### [Do this]
Copy out all of the material exactly.

### [Information shown]

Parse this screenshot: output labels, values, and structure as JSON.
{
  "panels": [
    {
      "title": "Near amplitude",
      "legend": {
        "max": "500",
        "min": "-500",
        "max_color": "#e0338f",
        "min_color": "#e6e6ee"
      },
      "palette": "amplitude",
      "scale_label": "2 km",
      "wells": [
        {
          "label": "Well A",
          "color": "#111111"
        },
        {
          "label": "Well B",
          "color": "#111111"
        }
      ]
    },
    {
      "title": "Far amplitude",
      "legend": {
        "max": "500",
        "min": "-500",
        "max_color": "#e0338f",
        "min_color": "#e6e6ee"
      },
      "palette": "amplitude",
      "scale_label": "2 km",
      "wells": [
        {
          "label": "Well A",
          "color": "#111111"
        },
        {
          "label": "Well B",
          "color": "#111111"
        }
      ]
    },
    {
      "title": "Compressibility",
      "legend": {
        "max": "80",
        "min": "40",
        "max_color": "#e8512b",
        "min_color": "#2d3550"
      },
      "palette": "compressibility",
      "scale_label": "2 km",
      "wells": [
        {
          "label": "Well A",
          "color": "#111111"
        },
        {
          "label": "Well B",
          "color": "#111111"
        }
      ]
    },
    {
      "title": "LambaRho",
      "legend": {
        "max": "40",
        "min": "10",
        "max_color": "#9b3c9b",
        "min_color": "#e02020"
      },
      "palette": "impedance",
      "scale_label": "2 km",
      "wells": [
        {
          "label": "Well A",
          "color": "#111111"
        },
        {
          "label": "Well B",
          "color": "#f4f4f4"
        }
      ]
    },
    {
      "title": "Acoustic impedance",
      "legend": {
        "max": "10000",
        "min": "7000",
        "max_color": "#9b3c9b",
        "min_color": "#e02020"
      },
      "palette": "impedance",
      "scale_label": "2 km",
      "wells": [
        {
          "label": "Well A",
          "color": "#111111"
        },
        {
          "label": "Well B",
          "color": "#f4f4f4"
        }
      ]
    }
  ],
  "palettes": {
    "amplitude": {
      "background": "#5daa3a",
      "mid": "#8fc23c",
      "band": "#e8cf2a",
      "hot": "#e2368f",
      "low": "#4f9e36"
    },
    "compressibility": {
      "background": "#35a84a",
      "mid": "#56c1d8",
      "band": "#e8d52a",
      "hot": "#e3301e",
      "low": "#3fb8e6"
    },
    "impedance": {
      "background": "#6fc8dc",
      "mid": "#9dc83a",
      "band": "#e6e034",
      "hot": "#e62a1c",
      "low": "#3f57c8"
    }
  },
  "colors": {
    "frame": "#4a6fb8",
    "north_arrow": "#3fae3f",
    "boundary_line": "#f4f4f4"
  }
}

### [Reply to the task]
Parse this screenshot: output labels, values, and structure as JSON.
{
  "panels": [
    {
      "title": "Near amplitude",
      "legend": {
        "max": "500",
        "min": "-500",
        "max_color": "#e0338f",
        "min_color": "#e6e6ee"
      },
      "palette": "amplitude",
      "scale_label": "2 km",
      "wells": [
        {
          "label": "Well A",
          "color": "#111111"
        },
        {
          "label": "Well B",
          "color": "#111111"
        }
      ]
    },
    {
      "title": "Far amplitude",
      "legend": {
        "max": "500",
        "min": "-500",
        "max_color": "#e0338f",
        "min_color": "#e6e6ee"
      },
      "palette": "amplitude",
      "scale_label": "2 km",
      "wells": [
        {
          "label": "Well A",
          "color": "#111111"
        },
        {
          "label": "Well B",
          "color": "#111111"
        }
      ]
    },
    {
      "title": "Compressibility",
      "legend": {
        "max": "80",
        "min": "40",
        "max_color": "#e8512b",
        "min_color": "#2d3550"
      },
      "palette": "compressibility",
      "scale_label": "2 km",
      "wells": [
        {
          "label": "Well A",
          "color": "#111111"
        },
        {
          "label": "Well B",
          "color": "#111111"
        }
      ]
    },
    {
      "title": "LambaRho",
      "legend": {
        "max": "40",
        "min": "10",
        "max_color": "#9b3c9b",
        "min_color": "#e02020"
      },
      "palette": "impedance",
      "scale_label": "2 km",
      "wells": [
        {
          "label": "Well A",
          "color": "#111111"
        },
        {
          "label": "Well B",
          "color": "#f4f4f4"
        }
      ]
    },
    {
      "title": "Acoustic impedance",
      "legend": {
        "max": "10000",
        "min": "7000",
        "max_color": "#9b3c9b",
        "min_color": "#e02020"
      },
      "palette": "impedance",
      "scale_label": "2 km",
      "wells": [
        {
          "label": "Well A",
          "color": "#111111"
        },
        {
          "label": "Well B",
          "color": "#f4f4f4"
        }
      ]
    }
  ],
  "palettes": {
    "amplitude": {
      "background": "#5daa3a",
      "mid": "#8fc23c",
      "band": "#e8cf2a",
      "hot": "#e2368f",
      "low": "#4f9e36"
    },
    "compressibility": {
      "background": "#35a84a",
      "mid": "#56c1d8",
      "band": "#e8d52a",
      "hot": "#e3301e",
      "low": "#3fb8e6"
    },
    "impedance": {
      "background": "#6fc8dc",
      "mid": "#9dc83a",
      "band": "#e6e034",
      "hot": "#e62a1c",
      "low": "#3f57c8"
    }
  },
  "colors": {
    "frame": "#4a6fb8",
    "north_arrow": "#3fae3f",
    "boundary_line": "#f4f4f4"
  }
}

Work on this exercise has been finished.